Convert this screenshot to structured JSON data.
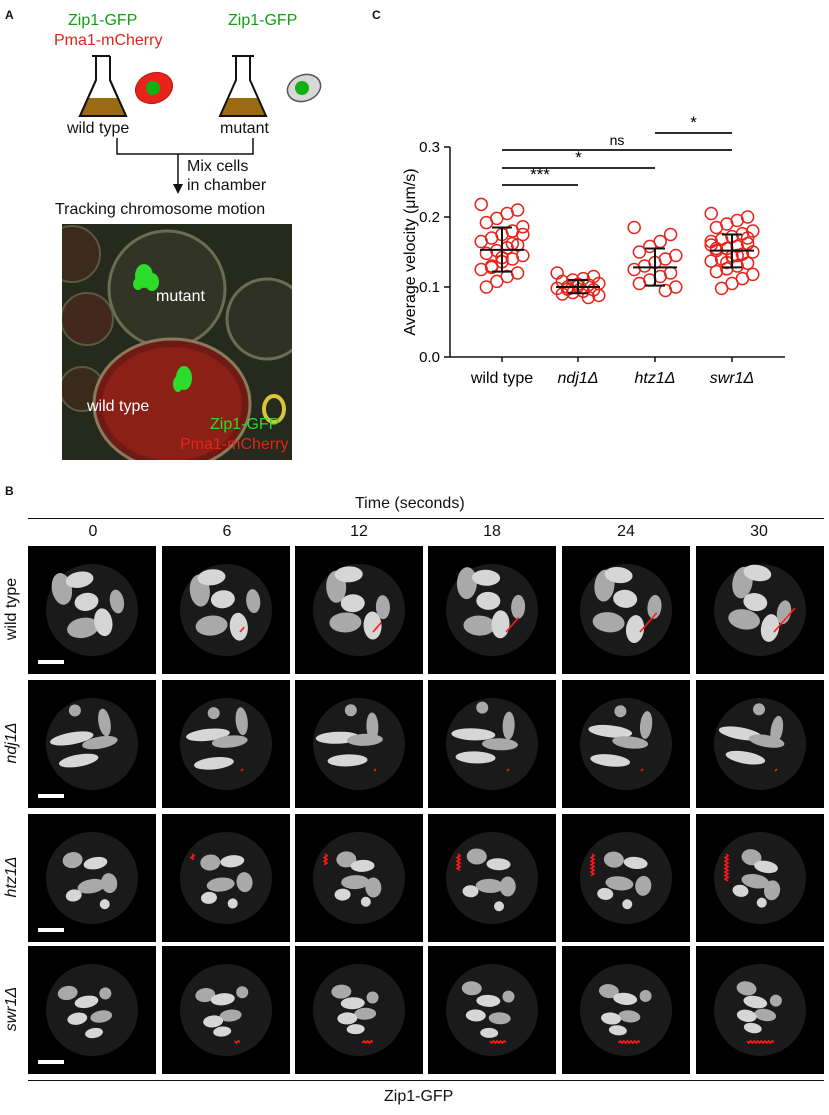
{
  "panelA": {
    "letter": "A",
    "wt_label1": "Zip1-GFP",
    "wt_label2": "Pma1-mCherry",
    "mut_label1": "Zip1-GFP",
    "wt_flask": "wild type",
    "mut_flask": "mutant",
    "mix1": "Mix cells",
    "mix2": "in chamber",
    "tracking": "Tracking chromosome motion",
    "img_mutant": "mutant",
    "img_wt": "wild type",
    "img_zip": "Zip1-GFP",
    "img_pma": "Pma1-mCherry"
  },
  "panelB": {
    "letter": "B",
    "time_header": "Time (seconds)",
    "times": [
      "0",
      "6",
      "12",
      "18",
      "24",
      "30"
    ],
    "rows": [
      "wild type",
      "ndj1Δ",
      "htz1Δ",
      "swr1Δ"
    ],
    "footer": "Zip1-GFP"
  },
  "chart_data": {
    "letter": "C",
    "type": "scatter",
    "ylabel": "Average velocity (μm/s)",
    "ylim": [
      0,
      0.3
    ],
    "yticks": [
      "0.0",
      "0.1",
      "0.2",
      "0.3"
    ],
    "categories": [
      "wild type",
      "ndj1Δ",
      "htz1Δ",
      "swr1Δ"
    ],
    "italic_categories": [
      false,
      true,
      true,
      true
    ],
    "summary": [
      {
        "mean": 0.153,
        "sd_low": 0.122,
        "sd_high": 0.185
      },
      {
        "mean": 0.1,
        "sd_low": 0.091,
        "sd_high": 0.11
      },
      {
        "mean": 0.128,
        "sd_low": 0.102,
        "sd_high": 0.155
      },
      {
        "mean": 0.152,
        "sd_low": 0.128,
        "sd_high": 0.175
      }
    ],
    "points": [
      [
        0.218,
        0.21,
        0.205,
        0.198,
        0.192,
        0.186,
        0.18,
        0.175,
        0.17,
        0.165,
        0.16,
        0.156,
        0.152,
        0.148,
        0.145,
        0.14,
        0.136,
        0.13,
        0.125,
        0.12,
        0.115,
        0.108,
        0.1,
        0.175,
        0.162,
        0.142,
        0.128
      ],
      [
        0.12,
        0.115,
        0.112,
        0.11,
        0.108,
        0.105,
        0.103,
        0.101,
        0.1,
        0.098,
        0.096,
        0.094,
        0.092,
        0.09,
        0.088,
        0.085,
        0.104,
        0.097
      ],
      [
        0.185,
        0.175,
        0.165,
        0.158,
        0.15,
        0.145,
        0.14,
        0.135,
        0.13,
        0.125,
        0.12,
        0.115,
        0.11,
        0.105,
        0.1,
        0.095
      ],
      [
        0.205,
        0.2,
        0.195,
        0.19,
        0.185,
        0.18,
        0.176,
        0.172,
        0.168,
        0.165,
        0.162,
        0.158,
        0.155,
        0.152,
        0.15,
        0.147,
        0.144,
        0.14,
        0.137,
        0.134,
        0.13,
        0.126,
        0.122,
        0.118,
        0.112,
        0.105,
        0.098,
        0.16,
        0.17,
        0.145,
        0.135,
        0.155
      ]
    ],
    "significance": [
      {
        "from": 0,
        "to": 1,
        "label": "***"
      },
      {
        "from": 0,
        "to": 2,
        "label": "*"
      },
      {
        "from": 0,
        "to": 3,
        "label": "ns"
      },
      {
        "from": 2,
        "to": 3,
        "label": "*"
      }
    ],
    "marker_color": "#e8231b"
  }
}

··········

Your instructions => Reproduce these records exactly, but not the pictures.

Output below =>
Convert this screenshot to structured JSON data.
{
  "panelA": {
    "letter": "A",
    "wt_label1": "Zip1-GFP",
    "wt_label2": "Pma1-mCherry",
    "mut_label1": "Zip1-GFP",
    "wt_flask": "wild type",
    "mut_flask": "mutant",
    "mix1": "Mix cells",
    "mix2": "in chamber",
    "tracking": "Tracking chromosome motion",
    "img_mutant": "mutant",
    "img_wt": "wild type",
    "img_zip": "Zip1-GFP",
    "img_pma": "Pma1-mCherry"
  },
  "panelB": {
    "letter": "B",
    "time_header": "Time (seconds)",
    "times": [
      "0",
      "6",
      "12",
      "18",
      "24",
      "30"
    ],
    "rows": [
      "wild type",
      "ndj1Δ",
      "htz1Δ",
      "swr1Δ"
    ],
    "footer": "Zip1-GFP"
  },
  "chart_data": {
    "letter": "C",
    "type": "scatter",
    "ylabel": "Average velocity (μm/s)",
    "ylim": [
      0,
      0.3
    ],
    "yticks": [
      "0.0",
      "0.1",
      "0.2",
      "0.3"
    ],
    "categories": [
      "wild type",
      "ndj1Δ",
      "htz1Δ",
      "swr1Δ"
    ],
    "italic_categories": [
      false,
      true,
      true,
      true
    ],
    "summary": [
      {
        "mean": 0.153,
        "sd_low": 0.122,
        "sd_high": 0.185
      },
      {
        "mean": 0.1,
        "sd_low": 0.091,
        "sd_high": 0.11
      },
      {
        "mean": 0.128,
        "sd_low": 0.102,
        "sd_high": 0.155
      },
      {
        "mean": 0.152,
        "sd_low": 0.128,
        "sd_high": 0.175
      }
    ],
    "points": [
      [
        0.218,
        0.21,
        0.205,
        0.198,
        0.192,
        0.186,
        0.18,
        0.175,
        0.17,
        0.165,
        0.16,
        0.156,
        0.152,
        0.148,
        0.145,
        0.14,
        0.136,
        0.13,
        0.125,
        0.12,
        0.115,
        0.108,
        0.1,
        0.175,
        0.162,
        0.142,
        0.128
      ],
      [
        0.12,
        0.115,
        0.112,
        0.11,
        0.108,
        0.105,
        0.103,
        0.101,
        0.1,
        0.098,
        0.096,
        0.094,
        0.092,
        0.09,
        0.088,
        0.085,
        0.104,
        0.097
      ],
      [
        0.185,
        0.175,
        0.165,
        0.158,
        0.15,
        0.145,
        0.14,
        0.135,
        0.13,
        0.125,
        0.12,
        0.115,
        0.11,
        0.105,
        0.1,
        0.095
      ],
      [
        0.205,
        0.2,
        0.195,
        0.19,
        0.185,
        0.18,
        0.176,
        0.172,
        0.168,
        0.165,
        0.162,
        0.158,
        0.155,
        0.152,
        0.15,
        0.147,
        0.144,
        0.14,
        0.137,
        0.134,
        0.13,
        0.126,
        0.122,
        0.118,
        0.112,
        0.105,
        0.098,
        0.16,
        0.17,
        0.145,
        0.135,
        0.155
      ]
    ],
    "significance": [
      {
        "from": 0,
        "to": 1,
        "label": "***"
      },
      {
        "from": 0,
        "to": 2,
        "label": "*"
      },
      {
        "from": 0,
        "to": 3,
        "label": "ns"
      },
      {
        "from": 2,
        "to": 3,
        "label": "*"
      }
    ],
    "marker_color": "#e8231b"
  }
}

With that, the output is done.